▶ _Given instruction_:
Give back all the data exactly, line by line.

[BEGIN]

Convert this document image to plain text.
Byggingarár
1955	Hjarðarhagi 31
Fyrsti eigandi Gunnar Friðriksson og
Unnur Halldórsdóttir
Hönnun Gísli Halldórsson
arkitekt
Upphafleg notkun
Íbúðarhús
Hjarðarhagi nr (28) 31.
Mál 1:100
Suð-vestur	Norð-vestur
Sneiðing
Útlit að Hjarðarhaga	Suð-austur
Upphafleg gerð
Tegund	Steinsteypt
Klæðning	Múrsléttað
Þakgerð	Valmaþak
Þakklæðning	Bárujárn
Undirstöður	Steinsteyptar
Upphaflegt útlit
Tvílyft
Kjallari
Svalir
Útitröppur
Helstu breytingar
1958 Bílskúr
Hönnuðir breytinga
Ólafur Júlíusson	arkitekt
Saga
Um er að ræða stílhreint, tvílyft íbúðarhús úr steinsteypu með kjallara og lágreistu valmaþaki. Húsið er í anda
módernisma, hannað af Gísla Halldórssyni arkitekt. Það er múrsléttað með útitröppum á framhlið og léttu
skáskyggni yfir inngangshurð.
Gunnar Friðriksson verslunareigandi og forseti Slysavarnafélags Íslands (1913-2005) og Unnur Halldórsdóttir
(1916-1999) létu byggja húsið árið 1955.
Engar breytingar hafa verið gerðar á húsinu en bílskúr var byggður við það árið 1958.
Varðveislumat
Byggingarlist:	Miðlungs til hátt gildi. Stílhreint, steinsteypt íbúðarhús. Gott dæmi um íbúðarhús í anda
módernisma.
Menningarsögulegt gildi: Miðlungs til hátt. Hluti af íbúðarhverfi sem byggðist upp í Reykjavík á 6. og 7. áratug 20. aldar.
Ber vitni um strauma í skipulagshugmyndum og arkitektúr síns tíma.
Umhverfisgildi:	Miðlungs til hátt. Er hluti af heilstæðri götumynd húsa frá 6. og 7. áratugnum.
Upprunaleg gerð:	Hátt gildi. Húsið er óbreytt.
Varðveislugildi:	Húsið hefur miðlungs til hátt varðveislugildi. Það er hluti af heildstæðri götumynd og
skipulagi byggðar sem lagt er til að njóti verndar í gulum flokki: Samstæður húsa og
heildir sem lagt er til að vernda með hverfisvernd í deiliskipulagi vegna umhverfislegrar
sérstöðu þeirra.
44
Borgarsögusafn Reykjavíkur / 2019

[END]

▶ _Full answer_:
Convert this document image to plain text.
Byggingarár
1955	Hjarðarhagi 31
Fyrsti eigandi Gunnar Friðriksson og
Unnur Halldórsdóttir
Hönnun Gísli Halldórsson
arkitekt
Upphafleg notkun
Íbúðarhús
Hjarðarhagi nr (28) 31.
Mál 1:100
Suð-vestur	Norð-vestur
Sneiðing
Útlit að Hjarðarhaga	Suð-austur
Upphafleg gerð
Tegund	Steinsteypt
Klæðning	Múrsléttað
Þakgerð	Valmaþak
Þakklæðning	Bárujárn
Undirstöður	Steinsteyptar
Upphaflegt útlit
Tvílyft
Kjallari
Svalir
Útitröppur
Helstu breytingar
1958 Bílskúr
Hönnuðir breytinga
Ólafur Júlíusson	arkitekt
Saga
Um er að ræða stílhreint, tvílyft íbúðarhús úr steinsteypu með kjallara og lágreistu valmaþaki. Húsið er í anda
módernisma, hannað af Gísla Halldórssyni arkitekt. Það er múrsléttað með útitröppum á framhlið og léttu
skáskyggni yfir inngangshurð.
Gunnar Friðriksson verslunareigandi og forseti Slysavarnafélags Íslands (1913-2005) og Unnur Halldórsdóttir
(1916-1999) létu byggja húsið árið 1955.
Engar breytingar hafa verið gerðar á húsinu en bílskúr var byggður við það árið 1958.
Varðveislumat
Byggingarlist:	Miðlungs til hátt gildi. Stílhreint, steinsteypt íbúðarhús. Gott dæmi um íbúðarhús í anda
módernisma.
Menningarsögulegt gildi: Miðlungs til hátt. Hluti af íbúðarhverfi sem byggðist upp í Reykjavík á 6. og 7. áratug 20. aldar.
Ber vitni um strauma í skipulagshugmyndum og arkitektúr síns tíma.
Umhverfisgildi:	Miðlungs til hátt. Er hluti af heilstæðri götumynd húsa frá 6. og 7. áratugnum.
Upprunaleg gerð:	Hátt gildi. Húsið er óbreytt.
Varðveislugildi:	Húsið hefur miðlungs til hátt varðveislugildi. Það er hluti af heildstæðri götumynd og
skipulagi byggðar sem lagt er til að njóti verndar í gulum flokki: Samstæður húsa og
heildir sem lagt er til að vernda með hverfisvernd í deiliskipulagi vegna umhverfislegrar
sérstöðu þeirra.
44
Borgarsögusafn Reykjavíkur / 2019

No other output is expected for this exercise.